◆ Stated problem 1: Reproduce the passage of the Neo4j Cypher queries between "CREATE (c)-[:HAS_TEXT_UNIT]->(t);" and "HAS_TEXT_UNIT]->(t:TextUnit)", inclusive.
◆ Stated problem 2: Please arrange the lines of the records between the start of the records and the line holding "1498, 1006, 1561]", inclusive, as a JSON list of strings with one string per line, leaving out blank lines.

◆ Extract to read:
__________________________________________________
MATCH (r:Relationship)
MATCH (source:Entity {name: r.source})
MATCH (target:Entity {name: r.target})
CREATE (source)-[:RELATES_TO]->(target);

MATCH (r:Relationship)
UNWIND split(r.text_unit_ids, ',') AS textUnitId
MATCH (t:TextUnit {id: trim(textUnitId)})
CREATE (r)-[:MENTIONED_IN]->(t);

MATCH (c:Community)
UNWIND split(c.relationship_ids, ',') AS relId
MATCH (r:Relationship {id: trim(relId)})
CREATE (c)-[:HAS_RELATIONSHIP]->(r);

MATCH (c:Community)
UNWIND split(c.text_unit_ids, ',') AS textUnitId
MATCH (t:TextUnit {id: trim(textUnitId)})
CREATE (c)-[:HAS_TEXT_UNIT]->(t);

MATCH (cr:CommunityReport)
MATCH (c:Community {id: cr.community})
CREATE (cr)-[:REPORTS_ON]->(c);

Neo4j Queries for Visualization

These queries help you visualize different relationships and nodes within the Neo4j database:

// Visualize Document to TextUnit relationships
MATCH (d:Document)-[r:HAS_TEXT_UNIT]->(t:TextUnit)
RETURN d, r, t
LIMIT 50;

// Visualize Entity to TextUnit relationships
MATCH (e:Entity)-[r:MENTIONED_IN]->(t:TextUnit)
RETURN e, r, t
LIMIT 50;

// Visualize Relationships between Entities
MATCH (e1:Entity)-[r:RELATES_TO]->(e2:Entity)
RETURN e1, r, e2
LIMIT 50;

// Visualize Community to Relationship connections
MATCH (c:Community)-[r:HAS_RELATIONSHIP]->(rel:Relationship)
__________________________________________________
◆ Information shown:
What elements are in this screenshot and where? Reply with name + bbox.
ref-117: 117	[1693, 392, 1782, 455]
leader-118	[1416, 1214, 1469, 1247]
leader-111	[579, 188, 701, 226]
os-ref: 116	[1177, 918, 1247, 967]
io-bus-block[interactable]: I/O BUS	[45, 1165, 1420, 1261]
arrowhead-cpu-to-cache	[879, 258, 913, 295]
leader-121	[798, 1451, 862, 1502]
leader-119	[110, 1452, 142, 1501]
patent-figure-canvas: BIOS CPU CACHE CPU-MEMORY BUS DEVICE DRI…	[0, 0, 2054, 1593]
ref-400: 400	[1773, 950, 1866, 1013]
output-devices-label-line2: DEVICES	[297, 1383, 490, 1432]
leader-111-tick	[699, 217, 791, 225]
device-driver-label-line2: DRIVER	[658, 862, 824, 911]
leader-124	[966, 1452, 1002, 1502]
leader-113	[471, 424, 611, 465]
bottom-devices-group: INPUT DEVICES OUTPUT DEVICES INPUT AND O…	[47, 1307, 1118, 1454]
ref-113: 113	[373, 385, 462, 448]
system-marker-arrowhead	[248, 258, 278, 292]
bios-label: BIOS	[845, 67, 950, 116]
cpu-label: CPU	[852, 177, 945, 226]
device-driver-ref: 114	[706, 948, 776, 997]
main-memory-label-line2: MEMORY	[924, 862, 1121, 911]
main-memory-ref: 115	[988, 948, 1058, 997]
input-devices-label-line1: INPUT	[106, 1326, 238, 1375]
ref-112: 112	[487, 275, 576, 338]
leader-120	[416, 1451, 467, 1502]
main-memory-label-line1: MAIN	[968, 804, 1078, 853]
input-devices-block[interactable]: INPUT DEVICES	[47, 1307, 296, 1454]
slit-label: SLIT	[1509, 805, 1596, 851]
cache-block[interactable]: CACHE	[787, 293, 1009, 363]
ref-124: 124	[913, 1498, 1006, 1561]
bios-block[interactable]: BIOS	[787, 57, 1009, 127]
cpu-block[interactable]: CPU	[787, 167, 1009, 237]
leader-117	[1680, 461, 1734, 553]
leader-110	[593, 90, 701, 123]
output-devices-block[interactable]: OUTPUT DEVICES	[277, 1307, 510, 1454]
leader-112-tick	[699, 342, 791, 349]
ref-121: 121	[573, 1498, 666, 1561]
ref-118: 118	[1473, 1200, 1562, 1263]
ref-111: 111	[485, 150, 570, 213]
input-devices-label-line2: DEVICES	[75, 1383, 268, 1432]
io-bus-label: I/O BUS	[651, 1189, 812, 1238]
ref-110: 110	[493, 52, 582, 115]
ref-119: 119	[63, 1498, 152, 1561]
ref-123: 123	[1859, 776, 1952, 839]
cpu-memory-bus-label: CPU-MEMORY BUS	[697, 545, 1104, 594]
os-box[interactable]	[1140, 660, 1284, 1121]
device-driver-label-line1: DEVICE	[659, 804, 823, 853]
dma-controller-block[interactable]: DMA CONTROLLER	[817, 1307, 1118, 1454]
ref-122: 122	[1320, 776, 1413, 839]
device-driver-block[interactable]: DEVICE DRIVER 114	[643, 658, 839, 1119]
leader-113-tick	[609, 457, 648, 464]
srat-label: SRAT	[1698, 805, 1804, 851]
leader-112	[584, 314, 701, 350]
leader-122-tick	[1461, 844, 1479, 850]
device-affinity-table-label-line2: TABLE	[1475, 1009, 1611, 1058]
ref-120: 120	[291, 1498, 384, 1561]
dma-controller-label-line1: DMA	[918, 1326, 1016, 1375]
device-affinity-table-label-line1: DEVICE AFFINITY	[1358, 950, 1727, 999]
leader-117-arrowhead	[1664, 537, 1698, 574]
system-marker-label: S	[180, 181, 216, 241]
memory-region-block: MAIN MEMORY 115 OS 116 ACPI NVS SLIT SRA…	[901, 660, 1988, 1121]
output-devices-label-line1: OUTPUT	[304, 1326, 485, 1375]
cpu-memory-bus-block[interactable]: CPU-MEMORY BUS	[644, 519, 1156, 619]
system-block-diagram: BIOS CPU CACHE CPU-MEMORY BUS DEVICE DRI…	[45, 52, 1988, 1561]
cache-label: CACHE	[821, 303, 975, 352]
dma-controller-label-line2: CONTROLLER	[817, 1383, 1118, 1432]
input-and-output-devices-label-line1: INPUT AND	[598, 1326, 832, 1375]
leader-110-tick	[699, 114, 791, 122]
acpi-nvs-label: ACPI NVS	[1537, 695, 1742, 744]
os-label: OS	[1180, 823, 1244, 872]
__________________________________________________
◆ Written reply 1:
CREATE (c)-[:HAS_TEXT_UNIT]->(t);

MATCH (cr:CommunityReport)
MATCH (c:Community {id: cr.community})
CREATE (cr)-[:REPORTS_ON]->(c);

Neo4j Queries for Visualization

These queries help you visualize different relationships and nodes within the Neo4j database:

// Visualize Document to TextUnit relationships
MATCH (d:Document)-[r:HAS_TEXT_UNIT]->(t:TextUnit)

◆ Written reply 2:
[
  "What elements are in this screenshot and where? Reply with name + bbox.",
  "ref-117: 117\t[1693, 392, 1782, 455]",
  "leader-118\t[1416, 1214, 1469, 1247]",
  "leader-111\t[579, 188, 701, 226]",
  "os-ref: 116\t[1177, 918, 1247, 967]",
  "io-bus-block[interactable]: I/O BUS\t[45, 1165, 1420, 1261]",
  "arrowhead-cpu-to-cache\t[879, 258, 913, 295]",
  "leader-121\t[798, 1451, 862, 1502]",
  "leader-119\t[110, 1452, 142, 1501]",
  "patent-figure-canvas: BIOS CPU CACHE CPU-MEMORY BUS DEVICE DRI…\t[0, 0, 2054, 1593]",
  "ref-400: 400\t[1773, 950, 1866, 1013]",
  "output-devices-label-line2: DEVICES\t[297, 1383, 490, 1432]",
  "leader-111-tick\t[699, 217, 791, 225]",
  "device-driver-label-line2: DRIVER\t[658, 862, 824, 911]",
  "leader-124\t[966, 1452, 1002, 1502]",
  "leader-113\t[471, 424, 611, 465]",
  "bottom-devices-group: INPUT DEVICES OUTPUT DEVICES INPUT AND O…\t[47, 1307, 1118, 1454]",
  "ref-113: 113\t[373, 385, 462, 448]",
  "system-marker-arrowhead\t[248, 258, 278, 292]",
  "bios-label: BIOS\t[845, 67, 950, 116]",
  "cpu-label: CPU\t[852, 177, 945, 226]",
  "device-driver-ref: 114\t[706, 948, 776, 997]",
  "main-memory-label-line2: MEMORY\t[924, 862, 1121, 911]",
  "main-memory-ref: 115\t[988, 948, 1058, 997]",
  "input-devices-label-line1: INPUT\t[106, 1326, 238, 1375]",
  "ref-112: 112\t[487, 275, 576, 338]",
  "leader-120\t[416, 1451, 467, 1502]",
  "main-memory-label-line1: MAIN\t[968, 804, 1078, 853]",
  "input-devices-block[interactable]: INPUT DEVICES\t[47, 1307, 296, 1454]",
  "slit-label: SLIT\t[1509, 805, 1596, 851]",
  "cache-block[interactable]: CACHE\t[787, 293, 1009, 363]",
  "ref-124: 124\t[913, 1498, 1006, 1561]"
]